Rewrite the material from the line with "Give bounding boxes" up to and including the line with "74, 720, 276]", replacing every "É.U." with "États-Unis" and leaving everything else unchanged. Leave the picture out of your answer.

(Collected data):
* begin *

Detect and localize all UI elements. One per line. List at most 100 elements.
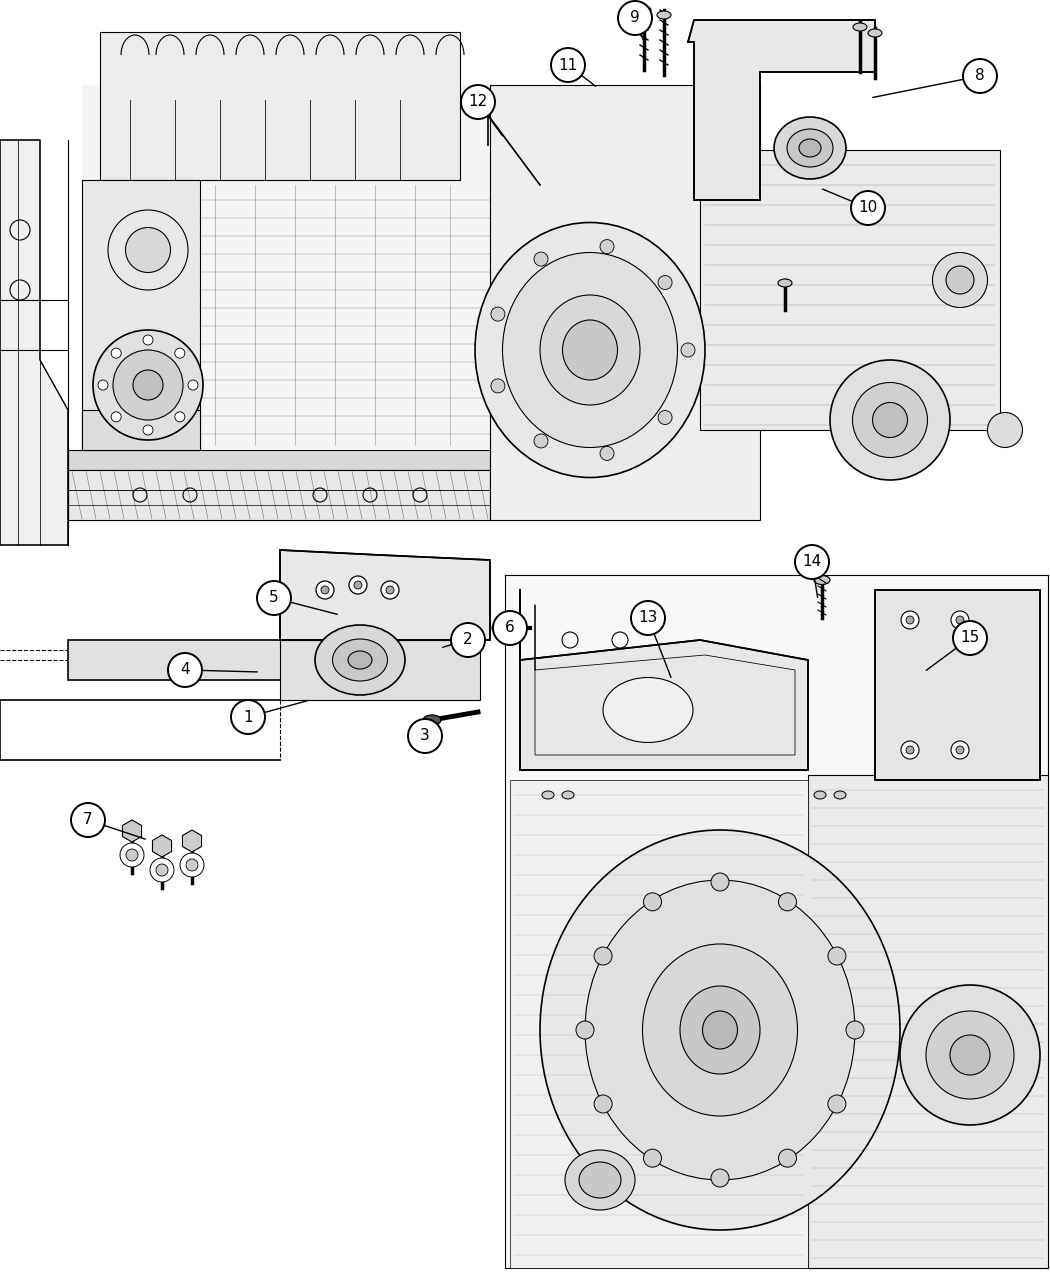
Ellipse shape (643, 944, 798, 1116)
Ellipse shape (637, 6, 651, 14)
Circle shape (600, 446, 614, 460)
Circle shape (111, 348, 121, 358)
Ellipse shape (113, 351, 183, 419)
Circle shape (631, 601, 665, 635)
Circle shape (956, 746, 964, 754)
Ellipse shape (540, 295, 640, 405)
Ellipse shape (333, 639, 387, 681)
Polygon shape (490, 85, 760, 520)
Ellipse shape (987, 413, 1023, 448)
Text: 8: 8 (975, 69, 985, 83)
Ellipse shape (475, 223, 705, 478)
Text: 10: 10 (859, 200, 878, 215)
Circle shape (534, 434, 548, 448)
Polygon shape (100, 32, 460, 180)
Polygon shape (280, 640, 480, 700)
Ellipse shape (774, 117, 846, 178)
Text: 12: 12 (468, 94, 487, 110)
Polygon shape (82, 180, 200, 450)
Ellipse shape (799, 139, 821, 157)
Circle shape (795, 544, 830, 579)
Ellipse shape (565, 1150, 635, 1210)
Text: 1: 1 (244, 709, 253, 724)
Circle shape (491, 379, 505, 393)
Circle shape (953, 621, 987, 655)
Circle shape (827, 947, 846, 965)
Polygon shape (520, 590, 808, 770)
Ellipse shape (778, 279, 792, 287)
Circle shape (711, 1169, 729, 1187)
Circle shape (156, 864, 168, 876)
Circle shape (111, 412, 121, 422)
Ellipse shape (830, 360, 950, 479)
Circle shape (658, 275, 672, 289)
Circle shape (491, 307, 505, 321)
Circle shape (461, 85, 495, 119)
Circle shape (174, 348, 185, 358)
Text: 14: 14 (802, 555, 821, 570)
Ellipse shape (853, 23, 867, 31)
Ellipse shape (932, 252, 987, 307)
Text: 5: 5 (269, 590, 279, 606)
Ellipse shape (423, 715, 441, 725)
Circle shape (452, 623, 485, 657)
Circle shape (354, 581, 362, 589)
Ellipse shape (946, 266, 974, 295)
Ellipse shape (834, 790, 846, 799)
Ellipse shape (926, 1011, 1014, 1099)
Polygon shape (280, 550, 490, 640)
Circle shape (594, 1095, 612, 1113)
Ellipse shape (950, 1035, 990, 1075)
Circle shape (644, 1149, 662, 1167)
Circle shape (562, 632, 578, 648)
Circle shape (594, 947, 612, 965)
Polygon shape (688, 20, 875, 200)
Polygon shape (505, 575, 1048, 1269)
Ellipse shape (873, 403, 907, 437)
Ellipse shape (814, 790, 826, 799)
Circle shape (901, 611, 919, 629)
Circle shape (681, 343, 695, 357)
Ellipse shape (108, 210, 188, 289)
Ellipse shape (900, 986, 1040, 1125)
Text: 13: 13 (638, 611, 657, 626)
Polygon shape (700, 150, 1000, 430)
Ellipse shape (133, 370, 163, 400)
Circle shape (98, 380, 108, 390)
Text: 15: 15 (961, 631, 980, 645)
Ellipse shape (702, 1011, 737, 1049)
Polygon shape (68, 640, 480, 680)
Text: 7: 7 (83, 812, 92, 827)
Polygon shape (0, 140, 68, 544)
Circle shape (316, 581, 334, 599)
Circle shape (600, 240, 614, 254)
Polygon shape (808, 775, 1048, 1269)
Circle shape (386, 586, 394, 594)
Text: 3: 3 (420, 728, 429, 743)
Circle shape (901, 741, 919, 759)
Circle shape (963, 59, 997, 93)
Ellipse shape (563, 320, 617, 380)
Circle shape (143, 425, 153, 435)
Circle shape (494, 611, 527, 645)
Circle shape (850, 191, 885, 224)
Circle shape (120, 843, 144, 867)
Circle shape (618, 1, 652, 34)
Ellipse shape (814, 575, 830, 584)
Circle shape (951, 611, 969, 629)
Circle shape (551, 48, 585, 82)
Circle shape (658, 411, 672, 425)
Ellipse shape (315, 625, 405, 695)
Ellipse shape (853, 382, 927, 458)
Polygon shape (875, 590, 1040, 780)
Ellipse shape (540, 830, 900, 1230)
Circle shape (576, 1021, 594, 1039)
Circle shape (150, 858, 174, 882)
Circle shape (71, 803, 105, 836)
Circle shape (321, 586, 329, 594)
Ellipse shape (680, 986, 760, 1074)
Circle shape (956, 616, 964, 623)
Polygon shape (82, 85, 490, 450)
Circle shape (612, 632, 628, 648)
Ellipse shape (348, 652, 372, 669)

* end *
* begin *

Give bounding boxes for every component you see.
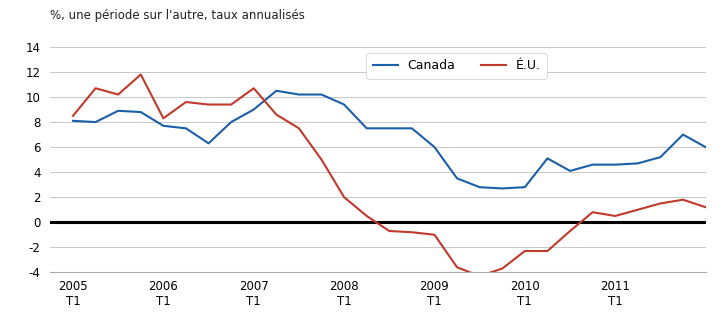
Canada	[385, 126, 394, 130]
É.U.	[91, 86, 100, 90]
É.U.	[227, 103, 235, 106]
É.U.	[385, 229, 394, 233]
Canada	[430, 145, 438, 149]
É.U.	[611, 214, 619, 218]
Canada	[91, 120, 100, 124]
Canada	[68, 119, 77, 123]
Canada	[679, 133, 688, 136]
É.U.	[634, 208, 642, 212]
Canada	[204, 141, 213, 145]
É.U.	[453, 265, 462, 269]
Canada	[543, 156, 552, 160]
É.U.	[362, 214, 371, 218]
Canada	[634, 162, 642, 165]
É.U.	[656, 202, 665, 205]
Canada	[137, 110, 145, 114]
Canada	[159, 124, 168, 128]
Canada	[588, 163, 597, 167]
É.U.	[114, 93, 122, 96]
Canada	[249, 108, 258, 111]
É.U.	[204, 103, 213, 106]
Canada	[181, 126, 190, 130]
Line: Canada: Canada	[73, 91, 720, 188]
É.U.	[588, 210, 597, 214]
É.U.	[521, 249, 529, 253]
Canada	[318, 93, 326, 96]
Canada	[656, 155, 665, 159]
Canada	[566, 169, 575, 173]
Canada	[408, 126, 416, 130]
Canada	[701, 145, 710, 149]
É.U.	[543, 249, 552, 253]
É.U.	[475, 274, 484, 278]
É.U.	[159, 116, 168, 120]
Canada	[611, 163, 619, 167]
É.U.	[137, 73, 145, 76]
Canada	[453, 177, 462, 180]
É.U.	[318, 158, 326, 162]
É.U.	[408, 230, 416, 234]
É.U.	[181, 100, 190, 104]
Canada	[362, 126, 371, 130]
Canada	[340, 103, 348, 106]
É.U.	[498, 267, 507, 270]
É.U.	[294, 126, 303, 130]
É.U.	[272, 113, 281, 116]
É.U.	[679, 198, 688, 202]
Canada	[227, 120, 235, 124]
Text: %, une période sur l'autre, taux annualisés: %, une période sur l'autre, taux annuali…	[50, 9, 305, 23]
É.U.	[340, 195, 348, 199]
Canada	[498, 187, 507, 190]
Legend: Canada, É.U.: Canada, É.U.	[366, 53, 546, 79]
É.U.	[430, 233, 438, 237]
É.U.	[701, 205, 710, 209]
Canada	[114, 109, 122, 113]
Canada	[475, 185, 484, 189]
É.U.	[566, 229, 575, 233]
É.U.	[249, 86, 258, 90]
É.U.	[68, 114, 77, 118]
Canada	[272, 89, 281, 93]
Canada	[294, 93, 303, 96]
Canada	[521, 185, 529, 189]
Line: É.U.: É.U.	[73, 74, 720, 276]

* end *
* begin *

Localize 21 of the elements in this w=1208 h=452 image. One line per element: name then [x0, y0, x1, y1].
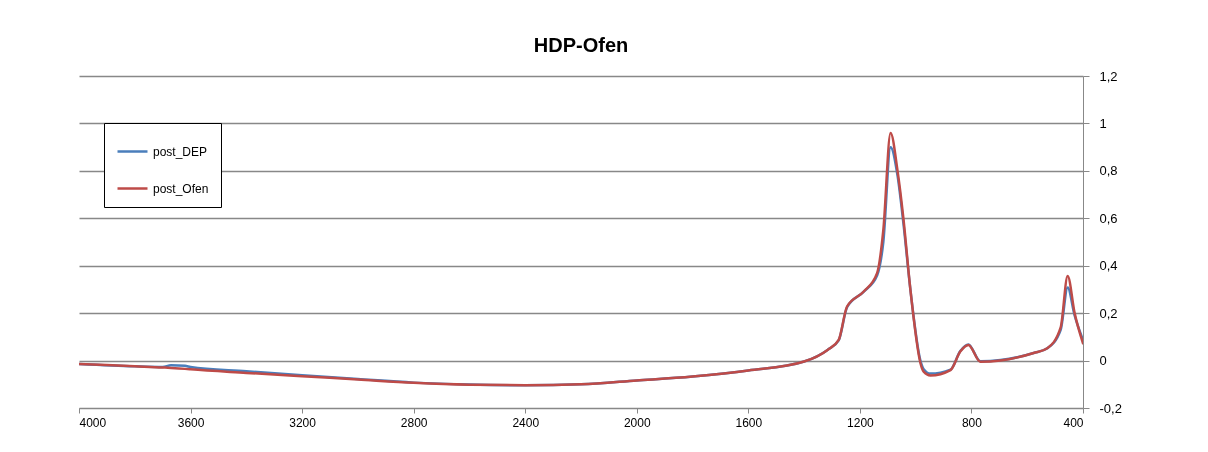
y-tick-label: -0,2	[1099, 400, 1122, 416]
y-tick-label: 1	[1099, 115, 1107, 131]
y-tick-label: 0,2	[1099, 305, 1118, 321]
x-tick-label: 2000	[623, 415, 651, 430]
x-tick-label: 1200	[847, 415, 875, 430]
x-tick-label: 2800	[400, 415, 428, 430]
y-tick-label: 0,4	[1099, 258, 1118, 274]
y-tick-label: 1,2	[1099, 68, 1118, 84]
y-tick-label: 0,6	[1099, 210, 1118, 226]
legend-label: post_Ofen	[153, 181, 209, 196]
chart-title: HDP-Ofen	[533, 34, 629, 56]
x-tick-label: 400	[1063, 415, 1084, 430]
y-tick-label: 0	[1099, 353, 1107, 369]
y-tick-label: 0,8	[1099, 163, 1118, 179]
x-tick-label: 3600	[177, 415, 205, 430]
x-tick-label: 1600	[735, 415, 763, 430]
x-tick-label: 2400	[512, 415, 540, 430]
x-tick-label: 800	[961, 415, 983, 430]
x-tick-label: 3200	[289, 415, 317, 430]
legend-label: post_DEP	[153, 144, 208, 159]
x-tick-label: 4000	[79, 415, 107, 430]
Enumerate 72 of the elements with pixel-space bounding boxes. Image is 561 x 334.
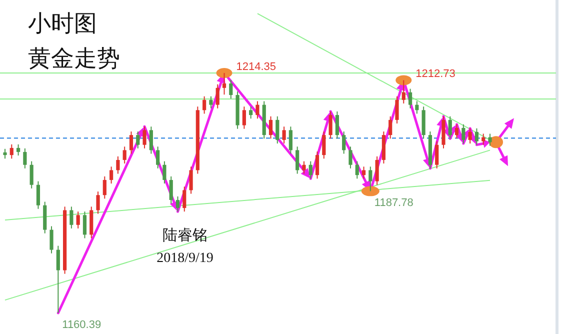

* end *

(Written answer):
Give bounding boxes for every component you see.
Canada	[385, 126, 394, 130]
États-Unis	[91, 86, 100, 90]
États-Unis	[227, 103, 235, 106]
États-Unis	[385, 229, 394, 233]
Canada	[430, 145, 438, 149]
États-Unis	[611, 214, 619, 218]
Canada	[91, 120, 100, 124]
Canada	[68, 119, 77, 123]
Canada	[679, 133, 688, 136]
États-Unis	[634, 208, 642, 212]
Canada	[204, 141, 213, 145]
États-Unis	[453, 265, 462, 269]
Canada	[543, 156, 552, 160]
États-Unis	[362, 214, 371, 218]
Canada	[634, 162, 642, 165]
États-Unis	[656, 202, 665, 205]
Canada	[137, 110, 145, 114]
Canada	[159, 124, 168, 128]
Canada	[588, 163, 597, 167]
États-Unis	[114, 93, 122, 96]
Canada	[249, 108, 258, 111]
États-Unis	[204, 103, 213, 106]
Canada	[181, 126, 190, 130]
Line: Canada: Canada	[73, 91, 720, 188]
États-Unis	[588, 210, 597, 214]
États-Unis	[521, 249, 529, 253]
Canada	[318, 93, 326, 96]
Canada	[656, 155, 665, 159]
Canada	[566, 169, 575, 173]
Canada	[408, 126, 416, 130]
Canada	[701, 145, 710, 149]
États-Unis	[543, 249, 552, 253]
États-Unis	[475, 274, 484, 278]
États-Unis	[159, 116, 168, 120]
Canada	[611, 163, 619, 167]
États-Unis	[137, 73, 145, 76]
Canada	[453, 177, 462, 180]
États-Unis	[318, 158, 326, 162]
États-Unis	[408, 230, 416, 234]
États-Unis	[181, 100, 190, 104]
Canada	[362, 126, 371, 130]
Canada	[340, 103, 348, 106]
États-Unis	[498, 267, 507, 270]
États-Unis	[294, 126, 303, 130]
États-Unis	[272, 113, 281, 116]
États-Unis	[679, 198, 688, 202]
Canada	[227, 120, 235, 124]
Text: %, une période sur l'autre, taux annualisés: %, une période sur l'autre, taux annuali…	[50, 9, 305, 23]
États-Unis	[340, 195, 348, 199]
Canada	[498, 187, 507, 190]
Legend: Canada, États-Unis: Canada, États-Unis	[366, 53, 546, 79]
États-Unis	[430, 233, 438, 237]
États-Unis	[701, 205, 710, 209]
Canada	[114, 109, 122, 113]
Canada	[475, 185, 484, 189]
États-Unis	[566, 229, 575, 233]
États-Unis	[249, 86, 258, 90]
États-Unis	[68, 114, 77, 118]
Canada	[272, 89, 281, 93]
Canada	[294, 93, 303, 96]
Canada	[521, 185, 529, 189]
Line: États-Unis: États-Unis	[73, 74, 720, 276]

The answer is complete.